Stored records
=======
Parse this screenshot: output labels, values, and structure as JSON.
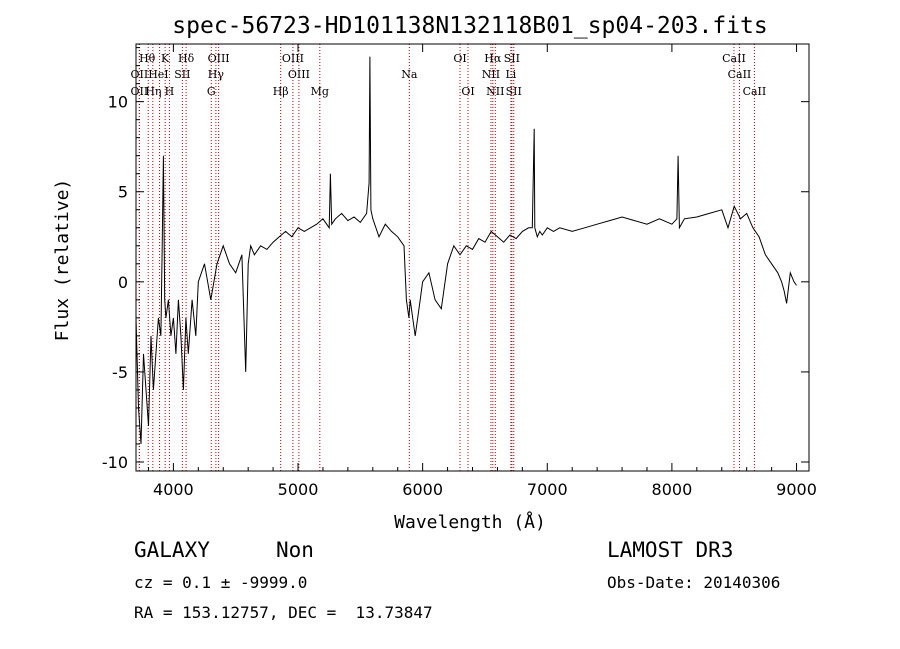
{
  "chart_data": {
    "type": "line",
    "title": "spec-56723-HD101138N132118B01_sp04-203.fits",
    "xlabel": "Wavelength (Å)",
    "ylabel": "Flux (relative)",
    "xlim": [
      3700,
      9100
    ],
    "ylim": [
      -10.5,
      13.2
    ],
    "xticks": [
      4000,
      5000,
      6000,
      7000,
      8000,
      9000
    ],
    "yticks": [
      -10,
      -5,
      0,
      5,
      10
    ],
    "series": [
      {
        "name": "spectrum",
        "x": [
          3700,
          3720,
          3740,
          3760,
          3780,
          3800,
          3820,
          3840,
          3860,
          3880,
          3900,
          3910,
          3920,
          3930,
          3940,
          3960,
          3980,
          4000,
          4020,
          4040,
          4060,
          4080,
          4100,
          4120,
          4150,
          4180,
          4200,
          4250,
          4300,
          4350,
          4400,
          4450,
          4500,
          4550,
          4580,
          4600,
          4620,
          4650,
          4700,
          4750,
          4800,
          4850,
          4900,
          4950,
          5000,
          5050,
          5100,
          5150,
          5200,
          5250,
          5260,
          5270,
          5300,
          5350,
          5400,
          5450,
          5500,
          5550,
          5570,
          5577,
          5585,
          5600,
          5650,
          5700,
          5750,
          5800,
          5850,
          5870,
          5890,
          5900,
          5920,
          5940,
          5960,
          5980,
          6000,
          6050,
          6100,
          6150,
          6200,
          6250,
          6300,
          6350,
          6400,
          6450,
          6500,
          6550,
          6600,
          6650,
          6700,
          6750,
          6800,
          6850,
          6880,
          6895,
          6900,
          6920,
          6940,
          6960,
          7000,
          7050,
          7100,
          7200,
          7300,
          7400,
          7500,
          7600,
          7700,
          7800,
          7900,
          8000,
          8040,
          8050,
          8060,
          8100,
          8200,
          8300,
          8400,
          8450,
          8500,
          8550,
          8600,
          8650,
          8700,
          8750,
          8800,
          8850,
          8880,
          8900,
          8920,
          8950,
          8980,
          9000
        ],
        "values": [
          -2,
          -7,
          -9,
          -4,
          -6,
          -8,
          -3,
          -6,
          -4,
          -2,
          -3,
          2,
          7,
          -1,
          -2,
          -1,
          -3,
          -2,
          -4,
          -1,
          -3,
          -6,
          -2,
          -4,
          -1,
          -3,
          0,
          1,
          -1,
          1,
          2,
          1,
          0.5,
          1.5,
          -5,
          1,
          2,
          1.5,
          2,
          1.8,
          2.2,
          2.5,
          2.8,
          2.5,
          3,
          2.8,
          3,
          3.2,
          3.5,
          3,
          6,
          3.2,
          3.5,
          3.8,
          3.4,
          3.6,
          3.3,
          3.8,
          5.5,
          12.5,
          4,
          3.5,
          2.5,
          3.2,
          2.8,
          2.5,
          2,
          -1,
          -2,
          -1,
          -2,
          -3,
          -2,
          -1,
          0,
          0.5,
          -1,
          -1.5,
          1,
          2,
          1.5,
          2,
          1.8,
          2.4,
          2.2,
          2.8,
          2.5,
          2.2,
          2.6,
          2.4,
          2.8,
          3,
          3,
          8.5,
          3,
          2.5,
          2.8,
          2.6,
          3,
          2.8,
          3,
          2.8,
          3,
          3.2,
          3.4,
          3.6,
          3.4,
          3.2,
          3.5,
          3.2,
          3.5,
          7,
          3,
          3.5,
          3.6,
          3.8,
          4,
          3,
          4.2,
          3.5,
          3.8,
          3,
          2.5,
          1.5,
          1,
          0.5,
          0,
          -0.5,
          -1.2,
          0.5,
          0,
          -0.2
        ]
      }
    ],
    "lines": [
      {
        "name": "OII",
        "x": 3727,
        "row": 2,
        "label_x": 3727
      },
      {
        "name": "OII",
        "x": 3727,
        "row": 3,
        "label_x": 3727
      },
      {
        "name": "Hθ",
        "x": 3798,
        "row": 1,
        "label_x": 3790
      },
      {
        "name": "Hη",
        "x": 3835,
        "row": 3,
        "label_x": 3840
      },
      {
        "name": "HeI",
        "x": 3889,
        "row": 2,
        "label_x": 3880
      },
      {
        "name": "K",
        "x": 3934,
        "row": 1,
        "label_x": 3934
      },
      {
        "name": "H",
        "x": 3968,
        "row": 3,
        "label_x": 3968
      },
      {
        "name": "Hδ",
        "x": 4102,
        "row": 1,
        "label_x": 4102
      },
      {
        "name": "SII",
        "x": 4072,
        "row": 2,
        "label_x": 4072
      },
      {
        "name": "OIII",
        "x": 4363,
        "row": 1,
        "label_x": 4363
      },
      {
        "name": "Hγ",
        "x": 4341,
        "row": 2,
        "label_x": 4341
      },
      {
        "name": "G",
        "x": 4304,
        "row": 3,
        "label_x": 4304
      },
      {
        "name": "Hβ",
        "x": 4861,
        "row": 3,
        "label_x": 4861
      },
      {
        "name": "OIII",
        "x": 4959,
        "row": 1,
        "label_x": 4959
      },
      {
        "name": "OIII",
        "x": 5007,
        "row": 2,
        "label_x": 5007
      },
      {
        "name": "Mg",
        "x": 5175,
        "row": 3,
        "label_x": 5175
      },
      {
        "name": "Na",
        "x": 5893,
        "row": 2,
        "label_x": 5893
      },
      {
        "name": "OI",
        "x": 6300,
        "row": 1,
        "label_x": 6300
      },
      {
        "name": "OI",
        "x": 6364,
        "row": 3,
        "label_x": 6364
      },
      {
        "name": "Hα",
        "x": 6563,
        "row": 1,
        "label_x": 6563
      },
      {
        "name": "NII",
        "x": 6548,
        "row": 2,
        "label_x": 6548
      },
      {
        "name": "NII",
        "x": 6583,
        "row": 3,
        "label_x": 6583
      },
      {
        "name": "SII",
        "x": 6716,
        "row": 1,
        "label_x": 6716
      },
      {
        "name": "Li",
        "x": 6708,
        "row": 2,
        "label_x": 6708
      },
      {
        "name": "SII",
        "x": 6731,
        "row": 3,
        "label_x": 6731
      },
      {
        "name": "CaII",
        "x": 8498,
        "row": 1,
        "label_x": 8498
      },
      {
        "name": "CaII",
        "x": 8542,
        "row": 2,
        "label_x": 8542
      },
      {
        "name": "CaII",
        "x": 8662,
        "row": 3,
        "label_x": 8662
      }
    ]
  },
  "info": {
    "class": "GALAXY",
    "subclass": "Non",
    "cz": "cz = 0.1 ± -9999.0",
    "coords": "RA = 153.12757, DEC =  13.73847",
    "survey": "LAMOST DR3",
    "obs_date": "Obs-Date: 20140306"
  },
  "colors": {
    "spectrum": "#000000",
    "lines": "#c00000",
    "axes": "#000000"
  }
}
=======
Goal of the exercise
Each line above that holds the string "values" should be copied and shown.

Expected answer
Parse this screenshot: output labels, values, and structure as JSON.
        "values": [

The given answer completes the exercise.